··· Data extract ···
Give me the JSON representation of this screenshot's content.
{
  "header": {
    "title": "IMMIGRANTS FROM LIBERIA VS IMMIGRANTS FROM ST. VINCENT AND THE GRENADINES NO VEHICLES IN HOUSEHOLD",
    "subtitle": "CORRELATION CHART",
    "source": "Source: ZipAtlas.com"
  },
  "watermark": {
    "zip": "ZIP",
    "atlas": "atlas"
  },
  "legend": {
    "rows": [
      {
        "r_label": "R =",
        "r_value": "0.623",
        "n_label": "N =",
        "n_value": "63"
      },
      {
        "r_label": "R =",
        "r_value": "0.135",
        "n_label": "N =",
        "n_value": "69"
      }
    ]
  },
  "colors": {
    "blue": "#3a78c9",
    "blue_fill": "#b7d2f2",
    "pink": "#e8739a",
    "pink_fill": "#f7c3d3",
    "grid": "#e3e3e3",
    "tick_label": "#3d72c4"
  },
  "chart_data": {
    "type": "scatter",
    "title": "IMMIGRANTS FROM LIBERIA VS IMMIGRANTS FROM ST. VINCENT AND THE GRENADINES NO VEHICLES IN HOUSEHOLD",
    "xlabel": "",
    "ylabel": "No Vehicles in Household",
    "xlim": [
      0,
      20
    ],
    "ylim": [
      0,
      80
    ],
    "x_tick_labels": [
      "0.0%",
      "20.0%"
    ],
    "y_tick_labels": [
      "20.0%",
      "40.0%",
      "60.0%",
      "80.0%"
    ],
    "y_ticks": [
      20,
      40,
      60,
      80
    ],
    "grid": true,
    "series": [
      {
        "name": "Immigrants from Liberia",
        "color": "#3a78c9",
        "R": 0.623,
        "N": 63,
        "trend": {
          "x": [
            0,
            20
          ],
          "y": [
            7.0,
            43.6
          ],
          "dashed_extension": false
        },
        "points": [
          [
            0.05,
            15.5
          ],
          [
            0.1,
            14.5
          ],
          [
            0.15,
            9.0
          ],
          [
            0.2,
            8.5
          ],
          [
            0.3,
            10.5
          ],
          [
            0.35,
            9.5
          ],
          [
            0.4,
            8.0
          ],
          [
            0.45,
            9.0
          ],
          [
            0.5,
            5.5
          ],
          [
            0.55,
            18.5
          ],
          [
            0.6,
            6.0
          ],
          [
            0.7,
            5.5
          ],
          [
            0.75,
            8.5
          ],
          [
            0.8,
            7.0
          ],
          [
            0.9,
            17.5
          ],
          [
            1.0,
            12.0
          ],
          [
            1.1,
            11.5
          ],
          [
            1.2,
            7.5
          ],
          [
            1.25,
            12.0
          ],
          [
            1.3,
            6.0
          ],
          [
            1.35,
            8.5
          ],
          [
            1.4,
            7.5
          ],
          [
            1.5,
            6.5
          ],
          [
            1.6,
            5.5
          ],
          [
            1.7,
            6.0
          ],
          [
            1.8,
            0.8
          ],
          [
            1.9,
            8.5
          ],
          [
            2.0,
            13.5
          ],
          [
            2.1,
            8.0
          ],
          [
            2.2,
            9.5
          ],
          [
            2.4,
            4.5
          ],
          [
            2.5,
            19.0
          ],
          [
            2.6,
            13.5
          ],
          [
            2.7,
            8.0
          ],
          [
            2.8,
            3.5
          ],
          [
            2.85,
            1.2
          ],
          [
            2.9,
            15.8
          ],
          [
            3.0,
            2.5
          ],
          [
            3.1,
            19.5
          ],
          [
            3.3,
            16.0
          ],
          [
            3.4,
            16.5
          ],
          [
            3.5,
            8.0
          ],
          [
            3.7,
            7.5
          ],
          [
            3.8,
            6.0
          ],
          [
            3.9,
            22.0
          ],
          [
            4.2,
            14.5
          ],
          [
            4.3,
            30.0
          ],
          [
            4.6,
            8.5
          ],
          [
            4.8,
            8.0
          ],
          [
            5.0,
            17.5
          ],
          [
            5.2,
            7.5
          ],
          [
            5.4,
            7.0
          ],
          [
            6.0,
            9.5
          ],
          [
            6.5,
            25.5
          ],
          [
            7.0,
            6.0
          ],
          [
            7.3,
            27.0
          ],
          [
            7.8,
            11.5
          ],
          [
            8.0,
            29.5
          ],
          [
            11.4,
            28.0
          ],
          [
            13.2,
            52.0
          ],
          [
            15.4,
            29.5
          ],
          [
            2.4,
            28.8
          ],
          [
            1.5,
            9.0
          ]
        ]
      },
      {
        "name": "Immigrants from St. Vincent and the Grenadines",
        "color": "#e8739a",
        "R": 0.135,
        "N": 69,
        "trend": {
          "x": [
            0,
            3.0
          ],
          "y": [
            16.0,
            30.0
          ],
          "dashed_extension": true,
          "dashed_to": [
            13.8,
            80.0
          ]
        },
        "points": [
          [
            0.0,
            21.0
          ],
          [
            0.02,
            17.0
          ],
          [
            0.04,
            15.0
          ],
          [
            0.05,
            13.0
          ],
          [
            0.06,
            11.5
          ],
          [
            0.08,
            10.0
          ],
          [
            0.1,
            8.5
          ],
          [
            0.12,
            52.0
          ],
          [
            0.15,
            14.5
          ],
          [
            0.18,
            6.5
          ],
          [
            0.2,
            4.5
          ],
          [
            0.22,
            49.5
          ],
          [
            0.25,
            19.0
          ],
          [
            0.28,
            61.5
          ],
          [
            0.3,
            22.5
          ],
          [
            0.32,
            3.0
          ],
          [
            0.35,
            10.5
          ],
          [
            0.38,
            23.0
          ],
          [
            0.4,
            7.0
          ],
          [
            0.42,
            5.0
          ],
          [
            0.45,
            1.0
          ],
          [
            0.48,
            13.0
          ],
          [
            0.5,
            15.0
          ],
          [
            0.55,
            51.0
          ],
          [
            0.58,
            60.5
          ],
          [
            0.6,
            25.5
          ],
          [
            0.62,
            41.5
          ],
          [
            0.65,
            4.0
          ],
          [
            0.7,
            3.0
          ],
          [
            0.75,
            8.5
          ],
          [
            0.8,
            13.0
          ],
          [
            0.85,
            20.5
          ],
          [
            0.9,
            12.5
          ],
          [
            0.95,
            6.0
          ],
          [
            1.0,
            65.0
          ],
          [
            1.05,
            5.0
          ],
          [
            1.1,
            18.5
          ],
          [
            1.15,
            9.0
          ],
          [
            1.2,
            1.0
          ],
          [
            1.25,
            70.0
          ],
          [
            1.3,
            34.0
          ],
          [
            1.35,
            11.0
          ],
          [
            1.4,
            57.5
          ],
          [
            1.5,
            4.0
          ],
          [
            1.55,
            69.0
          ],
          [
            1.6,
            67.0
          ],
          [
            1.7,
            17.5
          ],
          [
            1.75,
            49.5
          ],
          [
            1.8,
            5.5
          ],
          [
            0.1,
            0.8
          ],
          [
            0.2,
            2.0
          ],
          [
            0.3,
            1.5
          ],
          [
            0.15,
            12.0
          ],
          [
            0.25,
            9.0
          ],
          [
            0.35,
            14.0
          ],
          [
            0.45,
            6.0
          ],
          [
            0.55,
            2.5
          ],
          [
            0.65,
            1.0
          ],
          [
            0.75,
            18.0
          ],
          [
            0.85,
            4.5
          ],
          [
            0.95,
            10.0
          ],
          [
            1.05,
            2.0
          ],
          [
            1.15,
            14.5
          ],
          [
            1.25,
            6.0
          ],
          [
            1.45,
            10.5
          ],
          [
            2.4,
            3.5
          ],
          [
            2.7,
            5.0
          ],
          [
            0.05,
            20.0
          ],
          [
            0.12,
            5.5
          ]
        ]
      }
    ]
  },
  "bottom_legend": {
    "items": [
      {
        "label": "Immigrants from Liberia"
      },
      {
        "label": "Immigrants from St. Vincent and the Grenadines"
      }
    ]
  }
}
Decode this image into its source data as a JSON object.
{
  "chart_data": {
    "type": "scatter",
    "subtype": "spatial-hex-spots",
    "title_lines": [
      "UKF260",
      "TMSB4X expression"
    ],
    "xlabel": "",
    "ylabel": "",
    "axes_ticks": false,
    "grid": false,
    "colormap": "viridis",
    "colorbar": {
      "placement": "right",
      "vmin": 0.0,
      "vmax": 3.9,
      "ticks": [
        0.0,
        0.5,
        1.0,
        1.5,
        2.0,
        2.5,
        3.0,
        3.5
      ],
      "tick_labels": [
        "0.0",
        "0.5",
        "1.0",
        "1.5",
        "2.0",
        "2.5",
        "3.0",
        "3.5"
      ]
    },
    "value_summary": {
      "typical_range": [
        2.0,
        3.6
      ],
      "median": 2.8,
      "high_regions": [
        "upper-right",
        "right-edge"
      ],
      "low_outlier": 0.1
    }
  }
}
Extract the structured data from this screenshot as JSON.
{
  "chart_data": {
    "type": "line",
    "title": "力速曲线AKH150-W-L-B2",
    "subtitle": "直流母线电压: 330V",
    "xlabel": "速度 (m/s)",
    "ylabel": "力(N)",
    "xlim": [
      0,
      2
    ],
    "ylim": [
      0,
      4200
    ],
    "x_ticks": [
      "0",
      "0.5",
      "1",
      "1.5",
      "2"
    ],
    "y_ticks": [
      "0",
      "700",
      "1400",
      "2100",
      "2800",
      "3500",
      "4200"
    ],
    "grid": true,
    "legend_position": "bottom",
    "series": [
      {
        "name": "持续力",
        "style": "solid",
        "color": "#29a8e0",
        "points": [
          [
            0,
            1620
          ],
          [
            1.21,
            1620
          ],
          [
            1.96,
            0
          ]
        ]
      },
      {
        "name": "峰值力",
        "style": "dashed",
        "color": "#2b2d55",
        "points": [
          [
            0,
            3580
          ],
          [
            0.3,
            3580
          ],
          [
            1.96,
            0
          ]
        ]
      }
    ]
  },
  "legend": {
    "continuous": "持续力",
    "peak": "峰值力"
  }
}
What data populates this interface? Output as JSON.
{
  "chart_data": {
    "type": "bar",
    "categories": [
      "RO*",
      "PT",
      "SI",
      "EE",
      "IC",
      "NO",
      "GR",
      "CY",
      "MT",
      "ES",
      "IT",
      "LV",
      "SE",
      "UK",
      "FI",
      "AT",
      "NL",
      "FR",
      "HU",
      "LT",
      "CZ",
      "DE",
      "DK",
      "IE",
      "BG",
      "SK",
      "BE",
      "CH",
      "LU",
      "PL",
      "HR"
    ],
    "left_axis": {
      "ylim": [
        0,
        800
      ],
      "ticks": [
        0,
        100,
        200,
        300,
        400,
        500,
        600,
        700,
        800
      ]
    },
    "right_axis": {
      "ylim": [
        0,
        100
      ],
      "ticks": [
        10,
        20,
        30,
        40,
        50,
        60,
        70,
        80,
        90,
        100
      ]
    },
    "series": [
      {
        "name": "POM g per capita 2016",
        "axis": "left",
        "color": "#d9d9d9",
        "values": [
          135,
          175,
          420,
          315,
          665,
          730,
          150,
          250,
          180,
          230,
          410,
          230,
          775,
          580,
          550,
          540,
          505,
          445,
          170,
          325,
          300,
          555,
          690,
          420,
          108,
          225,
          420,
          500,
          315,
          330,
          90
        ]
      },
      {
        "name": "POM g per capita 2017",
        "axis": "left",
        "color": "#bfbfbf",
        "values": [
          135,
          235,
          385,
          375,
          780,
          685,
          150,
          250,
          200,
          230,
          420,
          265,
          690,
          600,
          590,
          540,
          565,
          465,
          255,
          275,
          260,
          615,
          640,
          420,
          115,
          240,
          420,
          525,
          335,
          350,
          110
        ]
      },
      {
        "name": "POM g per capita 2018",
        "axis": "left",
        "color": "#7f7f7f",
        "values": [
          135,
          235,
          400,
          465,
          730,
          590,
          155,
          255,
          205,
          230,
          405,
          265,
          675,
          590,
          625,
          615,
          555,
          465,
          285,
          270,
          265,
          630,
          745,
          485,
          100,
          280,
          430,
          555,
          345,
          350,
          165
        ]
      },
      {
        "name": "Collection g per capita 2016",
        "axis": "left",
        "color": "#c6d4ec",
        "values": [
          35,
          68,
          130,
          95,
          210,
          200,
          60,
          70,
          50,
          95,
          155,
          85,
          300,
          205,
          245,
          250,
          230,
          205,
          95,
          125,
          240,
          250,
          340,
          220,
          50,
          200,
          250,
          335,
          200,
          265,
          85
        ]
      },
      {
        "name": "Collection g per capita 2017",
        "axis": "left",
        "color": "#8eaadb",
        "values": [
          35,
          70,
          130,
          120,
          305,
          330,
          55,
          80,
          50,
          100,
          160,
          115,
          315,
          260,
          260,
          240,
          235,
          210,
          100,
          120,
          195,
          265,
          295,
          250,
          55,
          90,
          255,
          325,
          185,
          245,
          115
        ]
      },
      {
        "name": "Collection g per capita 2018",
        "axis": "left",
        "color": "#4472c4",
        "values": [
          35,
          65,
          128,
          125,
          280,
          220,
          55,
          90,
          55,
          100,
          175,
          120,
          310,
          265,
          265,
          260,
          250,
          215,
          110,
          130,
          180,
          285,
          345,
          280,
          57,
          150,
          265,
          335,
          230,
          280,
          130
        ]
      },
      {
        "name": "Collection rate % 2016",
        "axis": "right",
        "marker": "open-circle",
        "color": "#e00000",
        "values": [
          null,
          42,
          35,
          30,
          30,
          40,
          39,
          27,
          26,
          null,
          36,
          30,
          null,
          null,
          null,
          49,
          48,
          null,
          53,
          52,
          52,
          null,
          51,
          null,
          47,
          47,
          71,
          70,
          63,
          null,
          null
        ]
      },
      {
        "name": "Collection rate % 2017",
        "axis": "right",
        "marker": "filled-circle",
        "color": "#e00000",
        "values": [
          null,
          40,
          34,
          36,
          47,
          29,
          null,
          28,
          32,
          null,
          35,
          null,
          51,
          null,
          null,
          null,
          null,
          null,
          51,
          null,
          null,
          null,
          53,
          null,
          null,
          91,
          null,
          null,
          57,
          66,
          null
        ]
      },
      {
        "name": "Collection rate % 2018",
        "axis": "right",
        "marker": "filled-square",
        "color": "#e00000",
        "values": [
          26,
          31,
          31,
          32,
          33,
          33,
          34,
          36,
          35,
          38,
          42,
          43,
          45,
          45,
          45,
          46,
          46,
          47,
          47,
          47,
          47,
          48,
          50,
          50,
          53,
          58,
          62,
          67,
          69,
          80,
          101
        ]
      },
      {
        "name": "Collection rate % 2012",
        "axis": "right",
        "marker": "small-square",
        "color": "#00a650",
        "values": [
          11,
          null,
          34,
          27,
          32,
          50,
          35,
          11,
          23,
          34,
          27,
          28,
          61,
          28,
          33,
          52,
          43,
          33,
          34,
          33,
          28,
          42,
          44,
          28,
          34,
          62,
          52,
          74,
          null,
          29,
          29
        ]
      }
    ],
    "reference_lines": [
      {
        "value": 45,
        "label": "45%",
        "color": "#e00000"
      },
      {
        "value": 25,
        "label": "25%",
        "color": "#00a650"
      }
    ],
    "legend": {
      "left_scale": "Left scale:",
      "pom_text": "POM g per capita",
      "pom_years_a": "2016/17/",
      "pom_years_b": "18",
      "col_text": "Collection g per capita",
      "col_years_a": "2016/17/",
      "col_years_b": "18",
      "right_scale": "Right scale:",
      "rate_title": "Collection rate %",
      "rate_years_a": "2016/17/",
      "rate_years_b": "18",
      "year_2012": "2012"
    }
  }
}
···
→ Objective
Locate the lines above that hold the word "source". Show every one of them.

→ Solution to this task
    "source": "Source: ZipAtlas.com"
Decode this image into its source data as a JSON object.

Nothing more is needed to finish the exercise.